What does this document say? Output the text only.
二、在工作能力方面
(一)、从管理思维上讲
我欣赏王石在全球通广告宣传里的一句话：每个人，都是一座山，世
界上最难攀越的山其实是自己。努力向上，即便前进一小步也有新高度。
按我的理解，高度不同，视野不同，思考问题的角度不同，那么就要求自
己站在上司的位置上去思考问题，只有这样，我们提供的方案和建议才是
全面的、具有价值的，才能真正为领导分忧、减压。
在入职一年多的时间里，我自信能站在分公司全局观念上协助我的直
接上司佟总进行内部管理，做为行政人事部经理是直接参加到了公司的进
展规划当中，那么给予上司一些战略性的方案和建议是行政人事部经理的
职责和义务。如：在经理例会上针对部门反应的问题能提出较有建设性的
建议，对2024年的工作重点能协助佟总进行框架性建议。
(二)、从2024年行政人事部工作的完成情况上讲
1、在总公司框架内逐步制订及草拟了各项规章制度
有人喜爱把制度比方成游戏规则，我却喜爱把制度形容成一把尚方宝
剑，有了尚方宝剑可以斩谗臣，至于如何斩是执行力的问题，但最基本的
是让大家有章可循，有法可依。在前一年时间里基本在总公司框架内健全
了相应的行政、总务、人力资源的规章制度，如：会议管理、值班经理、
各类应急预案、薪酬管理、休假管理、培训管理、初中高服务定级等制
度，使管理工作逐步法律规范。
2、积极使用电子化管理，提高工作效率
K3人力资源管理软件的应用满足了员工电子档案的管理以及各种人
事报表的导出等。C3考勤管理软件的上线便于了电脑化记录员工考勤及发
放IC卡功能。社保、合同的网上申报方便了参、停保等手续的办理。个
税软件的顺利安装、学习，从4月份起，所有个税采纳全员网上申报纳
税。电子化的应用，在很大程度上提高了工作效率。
==================================================
- [THE REQUEST]: Each entry above needs to be retyped exactly.

- [CORRECT RESPONSE]:
What does this document say? Output the text only.
二、在工作能力方面
(一)、从管理思维上讲
我欣赏王石在全球通广告宣传里的一句话：每个人，都是一座山，世
界上最难攀越的山其实是自己。努力向上，即便前进一小步也有新高度。
按我的理解，高度不同，视野不同，思考问题的角度不同，那么就要求自
己站在上司的位置上去思考问题，只有这样，我们提供的方案和建议才是
全面的、具有价值的，才能真正为领导分忧、减压。
在入职一年多的时间里，我自信能站在分公司全局观念上协助我的直
接上司佟总进行内部管理，做为行政人事部经理是直接参加到了公司的进
展规划当中，那么给予上司一些战略性的方案和建议是行政人事部经理的
职责和义务。如：在经理例会上针对部门反应的问题能提出较有建设性的
建议，对2024年的工作重点能协助佟总进行框架性建议。
(二)、从2024年行政人事部工作的完成情况上讲
1、在总公司框架内逐步制订及草拟了各项规章制度
有人喜爱把制度比方成游戏规则，我却喜爱把制度形容成一把尚方宝
剑，有了尚方宝剑可以斩谗臣，至于如何斩是执行力的问题，但最基本的
是让大家有章可循，有法可依。在前一年时间里基本在总公司框架内健全
了相应的行政、总务、人力资源的规章制度，如：会议管理、值班经理、
各类应急预案、薪酬管理、休假管理、培训管理、初中高服务定级等制
度，使管理工作逐步法律规范。
2、积极使用电子化管理，提高工作效率
K3人力资源管理软件的应用满足了员工电子档案的管理以及各种人
事报表的导出等。C3考勤管理软件的上线便于了电脑化记录员工考勤及发
放IC卡功能。社保、合同的网上申报方便了参、停保等手续的办理。个
税软件的顺利安装、学习，从4月份起，所有个税采纳全员网上申报纳
税。电子化的应用，在很大程度上提高了工作效率。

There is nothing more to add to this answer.